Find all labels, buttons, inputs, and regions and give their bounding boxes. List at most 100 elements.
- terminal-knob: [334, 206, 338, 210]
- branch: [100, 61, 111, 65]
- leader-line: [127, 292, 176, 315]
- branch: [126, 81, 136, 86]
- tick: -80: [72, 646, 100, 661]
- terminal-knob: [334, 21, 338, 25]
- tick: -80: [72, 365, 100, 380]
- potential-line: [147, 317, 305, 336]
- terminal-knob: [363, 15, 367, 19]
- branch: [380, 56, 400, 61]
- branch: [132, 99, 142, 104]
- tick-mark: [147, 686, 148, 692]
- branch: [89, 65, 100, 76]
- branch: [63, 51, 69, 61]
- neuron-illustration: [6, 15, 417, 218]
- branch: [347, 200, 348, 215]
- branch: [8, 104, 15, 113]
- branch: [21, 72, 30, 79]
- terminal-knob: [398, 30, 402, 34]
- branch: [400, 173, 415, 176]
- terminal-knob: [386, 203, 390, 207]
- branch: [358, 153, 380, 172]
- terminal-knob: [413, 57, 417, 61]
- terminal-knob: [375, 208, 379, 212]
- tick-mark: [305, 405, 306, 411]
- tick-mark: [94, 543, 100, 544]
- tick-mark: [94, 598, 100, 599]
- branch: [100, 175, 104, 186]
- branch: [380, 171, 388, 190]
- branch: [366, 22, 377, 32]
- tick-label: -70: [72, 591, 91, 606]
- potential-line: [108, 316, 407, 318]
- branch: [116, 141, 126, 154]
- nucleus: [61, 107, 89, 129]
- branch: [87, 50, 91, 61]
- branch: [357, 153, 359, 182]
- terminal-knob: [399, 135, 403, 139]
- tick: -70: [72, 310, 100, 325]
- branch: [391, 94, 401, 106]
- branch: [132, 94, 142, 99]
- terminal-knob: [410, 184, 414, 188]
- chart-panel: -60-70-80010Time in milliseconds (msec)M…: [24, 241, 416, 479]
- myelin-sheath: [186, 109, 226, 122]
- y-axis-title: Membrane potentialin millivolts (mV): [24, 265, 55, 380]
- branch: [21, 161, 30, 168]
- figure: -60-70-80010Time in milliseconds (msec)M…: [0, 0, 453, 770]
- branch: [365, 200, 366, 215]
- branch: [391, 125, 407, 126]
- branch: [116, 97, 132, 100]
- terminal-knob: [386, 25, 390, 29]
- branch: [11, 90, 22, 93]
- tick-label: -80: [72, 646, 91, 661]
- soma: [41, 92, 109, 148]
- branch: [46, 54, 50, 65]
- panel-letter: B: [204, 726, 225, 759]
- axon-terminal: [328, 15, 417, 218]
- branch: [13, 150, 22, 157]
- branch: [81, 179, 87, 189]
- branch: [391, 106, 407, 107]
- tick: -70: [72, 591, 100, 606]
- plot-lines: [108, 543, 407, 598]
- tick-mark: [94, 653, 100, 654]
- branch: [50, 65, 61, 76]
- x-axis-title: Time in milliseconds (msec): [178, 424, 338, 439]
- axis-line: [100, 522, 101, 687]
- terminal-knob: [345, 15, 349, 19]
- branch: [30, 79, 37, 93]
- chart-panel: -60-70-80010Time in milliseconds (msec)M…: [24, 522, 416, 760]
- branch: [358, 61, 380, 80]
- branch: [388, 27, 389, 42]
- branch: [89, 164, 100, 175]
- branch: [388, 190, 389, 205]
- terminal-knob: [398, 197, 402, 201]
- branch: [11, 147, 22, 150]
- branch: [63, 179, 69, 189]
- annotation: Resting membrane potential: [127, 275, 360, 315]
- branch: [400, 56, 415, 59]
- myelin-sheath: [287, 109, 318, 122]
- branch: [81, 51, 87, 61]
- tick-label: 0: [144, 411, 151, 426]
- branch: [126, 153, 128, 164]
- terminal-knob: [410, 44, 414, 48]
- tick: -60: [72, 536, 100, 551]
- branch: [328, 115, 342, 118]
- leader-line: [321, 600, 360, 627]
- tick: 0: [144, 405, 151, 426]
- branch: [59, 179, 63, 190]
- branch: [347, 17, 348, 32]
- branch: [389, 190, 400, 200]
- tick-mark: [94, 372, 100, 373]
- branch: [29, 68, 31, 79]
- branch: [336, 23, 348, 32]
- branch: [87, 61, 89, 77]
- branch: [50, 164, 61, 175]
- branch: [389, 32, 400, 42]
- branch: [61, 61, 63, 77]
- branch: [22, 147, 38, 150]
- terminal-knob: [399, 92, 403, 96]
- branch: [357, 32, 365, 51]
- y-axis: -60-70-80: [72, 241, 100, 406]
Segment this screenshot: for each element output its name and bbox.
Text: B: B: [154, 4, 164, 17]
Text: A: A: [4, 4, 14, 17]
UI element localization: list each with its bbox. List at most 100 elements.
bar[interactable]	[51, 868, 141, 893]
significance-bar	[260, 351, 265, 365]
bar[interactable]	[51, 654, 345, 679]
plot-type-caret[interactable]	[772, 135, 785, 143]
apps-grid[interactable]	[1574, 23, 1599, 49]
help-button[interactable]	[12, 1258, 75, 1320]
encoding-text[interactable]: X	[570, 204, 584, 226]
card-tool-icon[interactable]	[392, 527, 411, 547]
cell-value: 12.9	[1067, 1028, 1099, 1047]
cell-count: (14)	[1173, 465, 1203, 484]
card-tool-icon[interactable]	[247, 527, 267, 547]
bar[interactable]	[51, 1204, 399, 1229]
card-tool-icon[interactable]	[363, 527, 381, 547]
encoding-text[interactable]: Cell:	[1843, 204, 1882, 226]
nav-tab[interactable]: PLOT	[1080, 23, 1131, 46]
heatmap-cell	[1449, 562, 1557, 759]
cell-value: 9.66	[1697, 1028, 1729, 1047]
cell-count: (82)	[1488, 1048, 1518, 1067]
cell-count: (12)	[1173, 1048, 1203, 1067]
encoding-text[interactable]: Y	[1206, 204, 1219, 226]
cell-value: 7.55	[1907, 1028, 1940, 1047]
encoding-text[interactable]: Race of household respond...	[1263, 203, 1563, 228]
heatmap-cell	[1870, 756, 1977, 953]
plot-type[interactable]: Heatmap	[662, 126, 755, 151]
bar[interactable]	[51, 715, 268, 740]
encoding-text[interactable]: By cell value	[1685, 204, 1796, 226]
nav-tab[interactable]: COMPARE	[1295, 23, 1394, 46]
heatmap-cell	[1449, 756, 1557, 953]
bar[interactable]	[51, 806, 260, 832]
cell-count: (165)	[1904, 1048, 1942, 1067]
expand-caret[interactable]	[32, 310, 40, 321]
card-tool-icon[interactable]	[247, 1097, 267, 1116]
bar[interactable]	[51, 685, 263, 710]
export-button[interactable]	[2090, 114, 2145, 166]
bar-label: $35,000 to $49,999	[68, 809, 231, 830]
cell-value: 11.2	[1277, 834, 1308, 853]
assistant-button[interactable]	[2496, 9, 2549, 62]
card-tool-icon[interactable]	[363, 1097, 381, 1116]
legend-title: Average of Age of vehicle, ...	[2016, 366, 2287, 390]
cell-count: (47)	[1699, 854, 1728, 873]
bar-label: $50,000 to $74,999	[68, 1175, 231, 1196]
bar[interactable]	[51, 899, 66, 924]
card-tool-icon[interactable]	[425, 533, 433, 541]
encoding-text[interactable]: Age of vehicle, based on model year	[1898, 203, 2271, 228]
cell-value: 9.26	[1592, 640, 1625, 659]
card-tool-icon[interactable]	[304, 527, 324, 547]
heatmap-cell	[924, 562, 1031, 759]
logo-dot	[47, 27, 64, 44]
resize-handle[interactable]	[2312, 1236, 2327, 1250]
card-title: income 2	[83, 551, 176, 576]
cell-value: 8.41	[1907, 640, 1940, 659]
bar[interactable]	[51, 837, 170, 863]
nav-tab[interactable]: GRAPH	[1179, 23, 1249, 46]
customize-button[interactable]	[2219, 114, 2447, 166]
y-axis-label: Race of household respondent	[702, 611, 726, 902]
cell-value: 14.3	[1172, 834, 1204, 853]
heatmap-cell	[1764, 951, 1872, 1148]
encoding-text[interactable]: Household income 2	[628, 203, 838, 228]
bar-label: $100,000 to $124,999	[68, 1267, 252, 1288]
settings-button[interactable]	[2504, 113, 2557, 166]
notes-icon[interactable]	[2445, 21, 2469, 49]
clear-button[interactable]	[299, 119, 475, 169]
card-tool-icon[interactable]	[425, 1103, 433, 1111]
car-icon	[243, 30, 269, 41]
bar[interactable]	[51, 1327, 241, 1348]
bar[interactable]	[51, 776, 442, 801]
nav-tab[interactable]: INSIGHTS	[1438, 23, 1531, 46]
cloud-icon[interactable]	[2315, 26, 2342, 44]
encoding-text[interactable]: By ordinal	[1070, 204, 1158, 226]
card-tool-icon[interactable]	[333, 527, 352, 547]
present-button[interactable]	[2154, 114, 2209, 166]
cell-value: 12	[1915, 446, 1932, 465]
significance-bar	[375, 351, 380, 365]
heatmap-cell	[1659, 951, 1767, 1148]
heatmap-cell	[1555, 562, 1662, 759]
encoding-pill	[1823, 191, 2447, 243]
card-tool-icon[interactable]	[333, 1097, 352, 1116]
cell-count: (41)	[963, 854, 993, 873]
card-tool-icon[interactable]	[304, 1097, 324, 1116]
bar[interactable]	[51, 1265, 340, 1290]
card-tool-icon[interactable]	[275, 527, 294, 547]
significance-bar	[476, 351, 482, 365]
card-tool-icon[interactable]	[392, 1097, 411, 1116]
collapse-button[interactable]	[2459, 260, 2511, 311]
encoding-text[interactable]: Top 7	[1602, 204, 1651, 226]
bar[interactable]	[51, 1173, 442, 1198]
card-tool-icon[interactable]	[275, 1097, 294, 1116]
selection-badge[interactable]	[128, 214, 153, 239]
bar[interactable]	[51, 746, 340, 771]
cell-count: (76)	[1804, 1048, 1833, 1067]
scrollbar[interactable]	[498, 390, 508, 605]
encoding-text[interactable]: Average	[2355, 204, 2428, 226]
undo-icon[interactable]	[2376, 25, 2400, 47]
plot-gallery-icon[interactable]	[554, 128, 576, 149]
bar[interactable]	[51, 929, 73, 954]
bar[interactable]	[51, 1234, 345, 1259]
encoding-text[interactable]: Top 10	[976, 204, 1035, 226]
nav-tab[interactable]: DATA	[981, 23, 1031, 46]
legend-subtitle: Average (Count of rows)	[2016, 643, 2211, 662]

- Aim: Filter the rows above, keeping each one that contains the string "most" and copying those lines unchanged. Treat case as significant.

- Correct result:
Find all labels, buttons, inputs, and regions and give their bounding boxes. List at most 100 elements.
UI element localization: list each with its bbox. List at most 100 elements.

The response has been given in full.